(Collected data entries)

+++++

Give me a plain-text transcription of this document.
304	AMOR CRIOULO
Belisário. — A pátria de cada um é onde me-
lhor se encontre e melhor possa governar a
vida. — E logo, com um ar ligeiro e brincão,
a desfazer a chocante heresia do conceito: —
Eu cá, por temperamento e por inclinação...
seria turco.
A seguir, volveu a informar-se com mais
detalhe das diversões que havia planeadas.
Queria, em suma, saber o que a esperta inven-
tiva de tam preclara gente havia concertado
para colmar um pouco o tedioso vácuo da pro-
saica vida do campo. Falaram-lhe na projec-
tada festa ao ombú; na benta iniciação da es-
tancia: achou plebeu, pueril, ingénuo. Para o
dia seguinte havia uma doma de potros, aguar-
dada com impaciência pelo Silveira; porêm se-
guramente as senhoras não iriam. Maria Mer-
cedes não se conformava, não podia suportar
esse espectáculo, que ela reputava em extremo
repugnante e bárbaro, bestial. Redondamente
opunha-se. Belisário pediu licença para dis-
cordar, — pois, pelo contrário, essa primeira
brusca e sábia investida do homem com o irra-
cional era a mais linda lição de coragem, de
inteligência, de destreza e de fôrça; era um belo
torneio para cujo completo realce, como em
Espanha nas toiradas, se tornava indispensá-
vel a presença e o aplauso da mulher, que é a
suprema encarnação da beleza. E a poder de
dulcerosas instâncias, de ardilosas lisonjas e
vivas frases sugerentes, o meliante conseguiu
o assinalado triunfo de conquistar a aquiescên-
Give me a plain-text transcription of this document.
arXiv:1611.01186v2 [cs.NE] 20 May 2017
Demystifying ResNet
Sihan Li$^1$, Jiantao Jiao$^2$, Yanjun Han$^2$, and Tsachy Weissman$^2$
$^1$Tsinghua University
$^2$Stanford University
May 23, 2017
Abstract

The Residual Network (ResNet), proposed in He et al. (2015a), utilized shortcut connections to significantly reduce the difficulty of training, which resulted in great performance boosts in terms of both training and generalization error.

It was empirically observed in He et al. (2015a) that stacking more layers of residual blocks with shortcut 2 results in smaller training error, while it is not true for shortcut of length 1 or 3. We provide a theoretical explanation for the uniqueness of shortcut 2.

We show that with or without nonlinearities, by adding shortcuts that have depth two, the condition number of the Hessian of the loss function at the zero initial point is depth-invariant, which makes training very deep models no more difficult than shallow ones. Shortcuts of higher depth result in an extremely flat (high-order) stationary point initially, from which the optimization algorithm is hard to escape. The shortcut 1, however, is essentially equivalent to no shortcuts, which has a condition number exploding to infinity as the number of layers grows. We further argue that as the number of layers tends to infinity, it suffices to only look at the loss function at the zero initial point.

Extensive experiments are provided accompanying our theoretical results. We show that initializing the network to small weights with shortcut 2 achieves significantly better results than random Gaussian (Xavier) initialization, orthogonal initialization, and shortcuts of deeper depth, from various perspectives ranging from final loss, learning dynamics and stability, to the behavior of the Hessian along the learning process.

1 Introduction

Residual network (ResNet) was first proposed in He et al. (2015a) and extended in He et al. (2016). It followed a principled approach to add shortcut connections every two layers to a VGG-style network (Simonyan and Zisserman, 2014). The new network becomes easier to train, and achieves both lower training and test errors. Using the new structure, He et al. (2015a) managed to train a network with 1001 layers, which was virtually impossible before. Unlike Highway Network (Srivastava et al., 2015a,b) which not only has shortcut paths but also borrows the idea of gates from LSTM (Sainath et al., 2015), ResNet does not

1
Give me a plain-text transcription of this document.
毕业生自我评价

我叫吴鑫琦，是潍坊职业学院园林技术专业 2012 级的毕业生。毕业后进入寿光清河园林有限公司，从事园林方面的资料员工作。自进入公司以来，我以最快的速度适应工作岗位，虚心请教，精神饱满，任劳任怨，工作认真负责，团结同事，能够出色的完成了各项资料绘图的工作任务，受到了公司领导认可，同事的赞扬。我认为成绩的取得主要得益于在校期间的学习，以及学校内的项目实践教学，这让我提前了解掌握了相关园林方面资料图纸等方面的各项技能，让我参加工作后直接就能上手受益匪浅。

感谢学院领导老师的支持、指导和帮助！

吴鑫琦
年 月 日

+++++

_Stated task_
Reproduce all of the records exactly.

_The completed task_
Give me a plain-text transcription of this document.
304	AMOR CRIOULO
Belisário. — A pátria de cada um é onde me-
lhor se encontre e melhor possa governar a
vida. — E logo, com um ar ligeiro e brincão,
a desfazer a chocante heresia do conceito: —
Eu cá, por temperamento e por inclinação...
seria turco.
A seguir, volveu a informar-se com mais
detalhe das diversões que havia planeadas.
Queria, em suma, saber o que a esperta inven-
tiva de tam preclara gente havia concertado
para colmar um pouco o tedioso vácuo da pro-
saica vida do campo. Falaram-lhe na projec-
tada festa ao ombú; na benta iniciação da es-
tancia: achou plebeu, pueril, ingénuo. Para o
dia seguinte havia uma doma de potros, aguar-
dada com impaciência pelo Silveira; porêm se-
guramente as senhoras não iriam. Maria Mer-
cedes não se conformava, não podia suportar
esse espectáculo, que ela reputava em extremo
repugnante e bárbaro, bestial. Redondamente
opunha-se. Belisário pediu licença para dis-
cordar, — pois, pelo contrário, essa primeira
brusca e sábia investida do homem com o irra-
cional era a mais linda lição de coragem, de
inteligência, de destreza e de fôrça; era um belo
torneio para cujo completo realce, como em
Espanha nas toiradas, se tornava indispensá-
vel a presença e o aplauso da mulher, que é a
suprema encarnação da beleza. E a poder de
dulcerosas instâncias, de ardilosas lisonjas e
vivas frases sugerentes, o meliante conseguiu
o assinalado triunfo de conquistar a aquiescên-
Give me a plain-text transcription of this document.
arXiv:1611.01186v2 [cs.NE] 20 May 2017
Demystifying ResNet
Sihan Li$^1$, Jiantao Jiao$^2$, Yanjun Han$^2$, and Tsachy Weissman$^2$
$^1$Tsinghua University
$^2$Stanford University
May 23, 2017
Abstract

The Residual Network (ResNet), proposed in He et al. (2015a), utilized shortcut connections to significantly reduce the difficulty of training, which resulted in great performance boosts in terms of both training and generalization error.

It was empirically observed in He et al. (2015a) that stacking more layers of residual blocks with shortcut 2 results in smaller training error, while it is not true for shortcut of length 1 or 3. We provide a theoretical explanation for the uniqueness of shortcut 2.

We show that with or without nonlinearities, by adding shortcuts that have depth two, the condition number of the Hessian of the loss function at the zero initial point is depth-invariant, which makes training very deep models no more difficult than shallow ones. Shortcuts of higher depth result in an extremely flat (high-order) stationary point initially, from which the optimization algorithm is hard to escape. The shortcut 1, however, is essentially equivalent to no shortcuts, which has a condition number exploding to infinity as the number of layers grows. We further argue that as the number of layers tends to infinity, it suffices to only look at the loss function at the zero initial point.

Extensive experiments are provided accompanying our theoretical results. We show that initializing the network to small weights with shortcut 2 achieves significantly better results than random Gaussian (Xavier) initialization, orthogonal initialization, and shortcuts of deeper depth, from various perspectives ranging from final loss, learning dynamics and stability, to the behavior of the Hessian along the learning process.

1 Introduction

Residual network (ResNet) was first proposed in He et al. (2015a) and extended in He et al. (2016). It followed a principled approach to add shortcut connections every two layers to a VGG-style network (Simonyan and Zisserman, 2014). The new network becomes easier to train, and achieves both lower training and test errors. Using the new structure, He et al. (2015a) managed to train a network with 1001 layers, which was virtually impossible before. Unlike Highway Network (Srivastava et al., 2015a,b) which not only has shortcut paths but also borrows the idea of gates from LSTM (Sainath et al., 2015), ResNet does not

1
Give me a plain-text transcription of this document.
毕业生自我评价

我叫吴鑫琦，是潍坊职业学院园林技术专业 2012 级的毕业生。毕业后进入寿光清河园林有限公司，从事园林方面的资料员工作。自进入公司以来，我以最快的速度适应工作岗位，虚心请教，精神饱满，任劳任怨，工作认真负责，团结同事，能够出色的完成了各项资料绘图的工作任务，受到了公司领导认可，同事的赞扬。我认为成绩的取得主要得益于在校期间的学习，以及学校内的项目实践教学，这让我提前了解掌握了相关园林方面资料图纸等方面的各项技能，让我参加工作后直接就能上手受益匪浅。

感谢学院领导老师的支持、指导和帮助！

吴鑫琦
年 月 日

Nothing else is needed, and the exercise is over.